# start of Information provided

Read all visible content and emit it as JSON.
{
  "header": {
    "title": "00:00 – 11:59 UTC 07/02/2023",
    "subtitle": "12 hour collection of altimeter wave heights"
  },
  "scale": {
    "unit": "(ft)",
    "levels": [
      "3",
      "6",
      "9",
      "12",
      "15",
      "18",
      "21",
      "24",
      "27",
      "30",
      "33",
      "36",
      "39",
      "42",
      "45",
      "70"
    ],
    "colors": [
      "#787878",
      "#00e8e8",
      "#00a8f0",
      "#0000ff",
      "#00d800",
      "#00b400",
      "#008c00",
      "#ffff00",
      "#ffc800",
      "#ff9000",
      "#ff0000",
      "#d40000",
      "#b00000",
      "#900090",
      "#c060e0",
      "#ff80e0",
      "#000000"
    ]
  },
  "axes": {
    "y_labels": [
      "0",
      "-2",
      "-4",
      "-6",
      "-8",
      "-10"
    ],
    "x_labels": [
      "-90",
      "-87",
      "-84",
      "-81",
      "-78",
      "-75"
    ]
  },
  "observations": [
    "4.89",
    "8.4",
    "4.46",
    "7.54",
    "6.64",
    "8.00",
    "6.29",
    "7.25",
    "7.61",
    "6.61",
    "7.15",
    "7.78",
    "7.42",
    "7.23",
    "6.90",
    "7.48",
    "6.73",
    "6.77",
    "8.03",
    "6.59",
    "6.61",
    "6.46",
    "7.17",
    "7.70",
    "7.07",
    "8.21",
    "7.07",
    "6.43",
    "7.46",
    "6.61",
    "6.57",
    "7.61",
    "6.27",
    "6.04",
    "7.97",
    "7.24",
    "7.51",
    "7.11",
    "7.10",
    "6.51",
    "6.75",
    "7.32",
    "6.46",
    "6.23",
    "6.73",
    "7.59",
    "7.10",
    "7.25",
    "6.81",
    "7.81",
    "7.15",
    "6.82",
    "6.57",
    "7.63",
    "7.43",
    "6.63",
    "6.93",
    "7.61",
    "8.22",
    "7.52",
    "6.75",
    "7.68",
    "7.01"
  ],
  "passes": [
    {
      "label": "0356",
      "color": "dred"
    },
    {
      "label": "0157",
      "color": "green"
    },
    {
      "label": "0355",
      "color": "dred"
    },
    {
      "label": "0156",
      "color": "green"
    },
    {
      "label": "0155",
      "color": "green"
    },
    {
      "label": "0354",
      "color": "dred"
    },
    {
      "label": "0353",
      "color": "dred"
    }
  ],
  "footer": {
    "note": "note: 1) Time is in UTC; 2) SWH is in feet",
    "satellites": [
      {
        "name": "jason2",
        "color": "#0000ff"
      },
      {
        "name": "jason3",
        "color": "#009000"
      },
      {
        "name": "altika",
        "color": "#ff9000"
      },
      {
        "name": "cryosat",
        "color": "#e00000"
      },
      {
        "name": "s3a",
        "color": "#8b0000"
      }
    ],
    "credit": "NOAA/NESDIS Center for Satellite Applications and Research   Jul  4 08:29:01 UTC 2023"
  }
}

# end of Information provided

Copy the data above in full, character for character.

Task response
Read all visible content and emit it as JSON.
{
  "header": {
    "title": "00:00 – 11:59 UTC 07/02/2023",
    "subtitle": "12 hour collection of altimeter wave heights"
  },
  "scale": {
    "unit": "(ft)",
    "levels": [
      "3",
      "6",
      "9",
      "12",
      "15",
      "18",
      "21",
      "24",
      "27",
      "30",
      "33",
      "36",
      "39",
      "42",
      "45",
      "70"
    ],
    "colors": [
      "#787878",
      "#00e8e8",
      "#00a8f0",
      "#0000ff",
      "#00d800",
      "#00b400",
      "#008c00",
      "#ffff00",
      "#ffc800",
      "#ff9000",
      "#ff0000",
      "#d40000",
      "#b00000",
      "#900090",
      "#c060e0",
      "#ff80e0",
      "#000000"
    ]
  },
  "axes": {
    "y_labels": [
      "0",
      "-2",
      "-4",
      "-6",
      "-8",
      "-10"
    ],
    "x_labels": [
      "-90",
      "-87",
      "-84",
      "-81",
      "-78",
      "-75"
    ]
  },
  "observations": [
    "4.89",
    "8.4",
    "4.46",
    "7.54",
    "6.64",
    "8.00",
    "6.29",
    "7.25",
    "7.61",
    "6.61",
    "7.15",
    "7.78",
    "7.42",
    "7.23",
    "6.90",
    "7.48",
    "6.73",
    "6.77",
    "8.03",
    "6.59",
    "6.61",
    "6.46",
    "7.17",
    "7.70",
    "7.07",
    "8.21",
    "7.07",
    "6.43",
    "7.46",
    "6.61",
    "6.57",
    "7.61",
    "6.27",
    "6.04",
    "7.97",
    "7.24",
    "7.51",
    "7.11",
    "7.10",
    "6.51",
    "6.75",
    "7.32",
    "6.46",
    "6.23",
    "6.73",
    "7.59",
    "7.10",
    "7.25",
    "6.81",
    "7.81",
    "7.15",
    "6.82",
    "6.57",
    "7.63",
    "7.43",
    "6.63",
    "6.93",
    "7.61",
    "8.22",
    "7.52",
    "6.75",
    "7.68",
    "7.01"
  ],
  "passes": [
    {
      "label": "0356",
      "color": "dred"
    },
    {
      "label": "0157",
      "color": "green"
    },
    {
      "label": "0355",
      "color": "dred"
    },
    {
      "label": "0156",
      "color": "green"
    },
    {
      "label": "0155",
      "color": "green"
    },
    {
      "label": "0354",
      "color": "dred"
    },
    {
      "label": "0353",
      "color": "dred"
    }
  ],
  "footer": {
    "note": "note: 1) Time is in UTC; 2) SWH is in feet",
    "satellites": [
      {
        "name": "jason2",
        "color": "#0000ff"
      },
      {
        "name": "jason3",
        "color": "#009000"
      },
      {
        "name": "altika",
        "color": "#ff9000"
      },
      {
        "name": "cryosat",
        "color": "#e00000"
      },
      {
        "name": "s3a",
        "color": "#8b0000"
      }
    ],
    "credit": "NOAA/NESDIS Center for Satellite Applications and Research   Jul  4 08:29:01 UTC 2023"
  }
}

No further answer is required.